Required task:
Below are some records; retype all of them exactly.

Records supplied:

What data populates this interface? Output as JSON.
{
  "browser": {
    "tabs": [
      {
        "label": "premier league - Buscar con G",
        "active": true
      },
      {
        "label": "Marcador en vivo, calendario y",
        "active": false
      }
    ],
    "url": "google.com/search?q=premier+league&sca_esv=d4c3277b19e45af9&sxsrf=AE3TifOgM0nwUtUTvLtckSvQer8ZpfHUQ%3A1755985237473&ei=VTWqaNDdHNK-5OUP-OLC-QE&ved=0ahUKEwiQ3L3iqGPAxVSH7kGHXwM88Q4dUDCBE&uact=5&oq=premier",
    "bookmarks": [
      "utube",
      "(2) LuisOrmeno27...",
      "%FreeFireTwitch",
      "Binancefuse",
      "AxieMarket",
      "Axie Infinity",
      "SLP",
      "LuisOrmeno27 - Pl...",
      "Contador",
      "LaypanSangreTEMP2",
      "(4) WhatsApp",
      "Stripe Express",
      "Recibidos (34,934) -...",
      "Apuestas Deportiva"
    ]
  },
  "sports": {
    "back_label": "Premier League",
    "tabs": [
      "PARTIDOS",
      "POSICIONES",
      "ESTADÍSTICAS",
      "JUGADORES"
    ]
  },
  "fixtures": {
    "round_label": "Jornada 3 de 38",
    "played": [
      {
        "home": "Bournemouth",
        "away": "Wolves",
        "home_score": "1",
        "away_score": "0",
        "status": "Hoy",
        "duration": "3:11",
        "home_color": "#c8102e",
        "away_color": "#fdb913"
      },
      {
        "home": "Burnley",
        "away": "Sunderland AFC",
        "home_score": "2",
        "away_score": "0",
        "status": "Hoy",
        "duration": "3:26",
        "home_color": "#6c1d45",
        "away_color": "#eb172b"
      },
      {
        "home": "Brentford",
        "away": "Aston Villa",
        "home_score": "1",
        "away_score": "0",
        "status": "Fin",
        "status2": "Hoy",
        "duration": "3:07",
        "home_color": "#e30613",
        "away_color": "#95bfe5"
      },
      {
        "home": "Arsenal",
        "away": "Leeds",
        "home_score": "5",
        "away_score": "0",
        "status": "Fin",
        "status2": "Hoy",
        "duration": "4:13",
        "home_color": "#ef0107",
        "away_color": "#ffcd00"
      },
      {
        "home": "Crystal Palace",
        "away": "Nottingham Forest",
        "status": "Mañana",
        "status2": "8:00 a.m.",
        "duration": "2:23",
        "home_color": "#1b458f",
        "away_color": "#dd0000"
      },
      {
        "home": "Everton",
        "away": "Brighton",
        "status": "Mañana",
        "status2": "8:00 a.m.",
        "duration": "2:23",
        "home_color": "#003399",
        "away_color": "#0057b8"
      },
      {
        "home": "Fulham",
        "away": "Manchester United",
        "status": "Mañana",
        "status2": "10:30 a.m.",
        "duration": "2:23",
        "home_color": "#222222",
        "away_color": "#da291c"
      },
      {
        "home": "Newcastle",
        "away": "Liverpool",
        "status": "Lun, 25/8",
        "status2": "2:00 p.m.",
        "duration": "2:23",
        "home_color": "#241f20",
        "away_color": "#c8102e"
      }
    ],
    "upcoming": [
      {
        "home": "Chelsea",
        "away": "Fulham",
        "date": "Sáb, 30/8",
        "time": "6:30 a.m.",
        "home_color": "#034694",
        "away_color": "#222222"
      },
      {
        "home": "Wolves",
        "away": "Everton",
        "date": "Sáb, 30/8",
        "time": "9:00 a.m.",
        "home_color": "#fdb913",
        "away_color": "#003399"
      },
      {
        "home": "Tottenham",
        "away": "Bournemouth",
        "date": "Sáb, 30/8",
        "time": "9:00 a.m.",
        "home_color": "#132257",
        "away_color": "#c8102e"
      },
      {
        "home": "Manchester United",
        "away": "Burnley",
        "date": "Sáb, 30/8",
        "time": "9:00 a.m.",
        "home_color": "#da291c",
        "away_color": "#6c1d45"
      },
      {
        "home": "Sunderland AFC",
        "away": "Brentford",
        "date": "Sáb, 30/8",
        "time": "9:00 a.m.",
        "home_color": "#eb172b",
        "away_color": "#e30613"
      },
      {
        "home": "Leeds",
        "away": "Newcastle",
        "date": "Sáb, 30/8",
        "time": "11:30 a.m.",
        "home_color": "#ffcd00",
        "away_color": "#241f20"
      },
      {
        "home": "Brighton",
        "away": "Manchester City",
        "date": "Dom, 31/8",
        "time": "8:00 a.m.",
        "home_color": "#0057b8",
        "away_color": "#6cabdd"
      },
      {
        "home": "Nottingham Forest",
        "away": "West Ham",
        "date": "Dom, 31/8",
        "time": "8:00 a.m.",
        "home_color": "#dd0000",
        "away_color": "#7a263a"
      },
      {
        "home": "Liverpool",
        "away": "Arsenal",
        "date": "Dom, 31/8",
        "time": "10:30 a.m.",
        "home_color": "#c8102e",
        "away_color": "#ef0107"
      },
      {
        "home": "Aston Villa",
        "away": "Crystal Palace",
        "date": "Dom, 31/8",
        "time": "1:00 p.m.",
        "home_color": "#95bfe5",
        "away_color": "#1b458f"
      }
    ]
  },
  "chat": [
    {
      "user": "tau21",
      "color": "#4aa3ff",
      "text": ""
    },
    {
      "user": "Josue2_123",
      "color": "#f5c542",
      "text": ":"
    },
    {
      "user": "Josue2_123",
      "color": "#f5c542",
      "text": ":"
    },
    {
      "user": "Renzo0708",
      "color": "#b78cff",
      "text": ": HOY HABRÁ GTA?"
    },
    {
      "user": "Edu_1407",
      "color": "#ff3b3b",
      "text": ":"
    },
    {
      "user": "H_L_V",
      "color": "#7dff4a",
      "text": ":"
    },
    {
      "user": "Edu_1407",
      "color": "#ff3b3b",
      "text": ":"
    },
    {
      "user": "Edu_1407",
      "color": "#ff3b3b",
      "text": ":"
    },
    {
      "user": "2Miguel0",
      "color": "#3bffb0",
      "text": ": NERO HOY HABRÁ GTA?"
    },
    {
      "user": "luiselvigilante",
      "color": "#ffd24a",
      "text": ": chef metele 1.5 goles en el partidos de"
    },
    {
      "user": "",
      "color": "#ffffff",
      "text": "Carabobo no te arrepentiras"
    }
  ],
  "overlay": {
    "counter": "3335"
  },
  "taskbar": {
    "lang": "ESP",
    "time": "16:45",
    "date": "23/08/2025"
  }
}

Solution to this task:
What data populates this interface? Output as JSON.
{
  "browser": {
    "tabs": [
      {
        "label": "premier league - Buscar con G",
        "active": true
      },
      {
        "label": "Marcador en vivo, calendario y",
        "active": false
      }
    ],
    "url": "google.com/search?q=premier+league&sca_esv=d4c3277b19e45af9&sxsrf=AE3TifOgM0nwUtUTvLtckSvQer8ZpfHUQ%3A1755985237473&ei=VTWqaNDdHNK-5OUP-OLC-QE&ved=0ahUKEwiQ3L3iqGPAxVSH7kGHXwM88Q4dUDCBE&uact=5&oq=premier",
    "bookmarks": [
      "utube",
      "(2) LuisOrmeno27...",
      "%FreeFireTwitch",
      "Binancefuse",
      "AxieMarket",
      "Axie Infinity",
      "SLP",
      "LuisOrmeno27 - Pl...",
      "Contador",
      "LaypanSangreTEMP2",
      "(4) WhatsApp",
      "Stripe Express",
      "Recibidos (34,934) -...",
      "Apuestas Deportiva"
    ]
  },
  "sports": {
    "back_label": "Premier League",
    "tabs": [
      "PARTIDOS",
      "POSICIONES",
      "ESTADÍSTICAS",
      "JUGADORES"
    ]
  },
  "fixtures": {
    "round_label": "Jornada 3 de 38",
    "played": [
      {
        "home": "Bournemouth",
        "away": "Wolves",
        "home_score": "1",
        "away_score": "0",
        "status": "Hoy",
        "duration": "3:11",
        "home_color": "#c8102e",
        "away_color": "#fdb913"
      },
      {
        "home": "Burnley",
        "away": "Sunderland AFC",
        "home_score": "2",
        "away_score": "0",
        "status": "Hoy",
        "duration": "3:26",
        "home_color": "#6c1d45",
        "away_color": "#eb172b"
      },
      {
        "home": "Brentford",
        "away": "Aston Villa",
        "home_score": "1",
        "away_score": "0",
        "status": "Fin",
        "status2": "Hoy",
        "duration": "3:07",
        "home_color": "#e30613",
        "away_color": "#95bfe5"
      },
      {
        "home": "Arsenal",
        "away": "Leeds",
        "home_score": "5",
        "away_score": "0",
        "status": "Fin",
        "status2": "Hoy",
        "duration": "4:13",
        "home_color": "#ef0107",
        "away_color": "#ffcd00"
      },
      {
        "home": "Crystal Palace",
        "away": "Nottingham Forest",
        "status": "Mañana",
        "status2": "8:00 a.m.",
        "duration": "2:23",
        "home_color": "#1b458f",
        "away_color": "#dd0000"
      },
      {
        "home": "Everton",
        "away": "Brighton",
        "status": "Mañana",
        "status2": "8:00 a.m.",
        "duration": "2:23",
        "home_color": "#003399",
        "away_color": "#0057b8"
      },
      {
        "home": "Fulham",
        "away": "Manchester United",
        "status": "Mañana",
        "status2": "10:30 a.m.",
        "duration": "2:23",
        "home_color": "#222222",
        "away_color": "#da291c"
      },
      {
        "home": "Newcastle",
        "away": "Liverpool",
        "status": "Lun, 25/8",
        "status2": "2:00 p.m.",
        "duration": "2:23",
        "home_color": "#241f20",
        "away_color": "#c8102e"
      }
    ],
    "upcoming": [
      {
        "home": "Chelsea",
        "away": "Fulham",
        "date": "Sáb, 30/8",
        "time": "6:30 a.m.",
        "home_color": "#034694",
        "away_color": "#222222"
      },
      {
        "home": "Wolves",
        "away": "Everton",
        "date": "Sáb, 30/8",
        "time": "9:00 a.m.",
        "home_color": "#fdb913",
        "away_color": "#003399"
      },
      {
        "home": "Tottenham",
        "away": "Bournemouth",
        "date": "Sáb, 30/8",
        "time": "9:00 a.m.",
        "home_color": "#132257",
        "away_color": "#c8102e"
      },
      {
        "home": "Manchester United",
        "away": "Burnley",
        "date": "Sáb, 30/8",
        "time": "9:00 a.m.",
        "home_color": "#da291c",
        "away_color": "#6c1d45"
      },
      {
        "home": "Sunderland AFC",
        "away": "Brentford",
        "date": "Sáb, 30/8",
        "time": "9:00 a.m.",
        "home_color": "#eb172b",
        "away_color": "#e30613"
      },
      {
        "home": "Leeds",
        "away": "Newcastle",
        "date": "Sáb, 30/8",
        "time": "11:30 a.m.",
        "home_color": "#ffcd00",
        "away_color": "#241f20"
      },
      {
        "home": "Brighton",
        "away": "Manchester City",
        "date": "Dom, 31/8",
        "time": "8:00 a.m.",
        "home_color": "#0057b8",
        "away_color": "#6cabdd"
      },
      {
        "home": "Nottingham Forest",
        "away": "West Ham",
        "date": "Dom, 31/8",
        "time": "8:00 a.m.",
        "home_color": "#dd0000",
        "away_color": "#7a263a"
      },
      {
        "home": "Liverpool",
        "away": "Arsenal",
        "date": "Dom, 31/8",
        "time": "10:30 a.m.",
        "home_color": "#c8102e",
        "away_color": "#ef0107"
      },
      {
        "home": "Aston Villa",
        "away": "Crystal Palace",
        "date": "Dom, 31/8",
        "time": "1:00 p.m.",
        "home_color": "#95bfe5",
        "away_color": "#1b458f"
      }
    ]
  },
  "chat": [
    {
      "user": "tau21",
      "color": "#4aa3ff",
      "text": ""
    },
    {
      "user": "Josue2_123",
      "color": "#f5c542",
      "text": ":"
    },
    {
      "user": "Josue2_123",
      "color": "#f5c542",
      "text": ":"
    },
    {
      "user": "Renzo0708",
      "color": "#b78cff",
      "text": ": HOY HABRÁ GTA?"
    },
    {
      "user": "Edu_1407",
      "color": "#ff3b3b",
      "text": ":"
    },
    {
      "user": "H_L_V",
      "color": "#7dff4a",
      "text": ":"
    },
    {
      "user": "Edu_1407",
      "color": "#ff3b3b",
      "text": ":"
    },
    {
      "user": "Edu_1407",
      "color": "#ff3b3b",
      "text": ":"
    },
    {
      "user": "2Miguel0",
      "color": "#3bffb0",
      "text": ": NERO HOY HABRÁ GTA?"
    },
    {
      "user": "luiselvigilante",
      "color": "#ffd24a",
      "text": ": chef metele 1.5 goles en el partidos de"
    },
    {
      "user": "",
      "color": "#ffffff",
      "text": "Carabobo no te arrepentiras"
    }
  ],
  "overlay": {
    "counter": "3335"
  },
  "taskbar": {
    "lang": "ESP",
    "time": "16:45",
    "date": "23/08/2025"
  }
}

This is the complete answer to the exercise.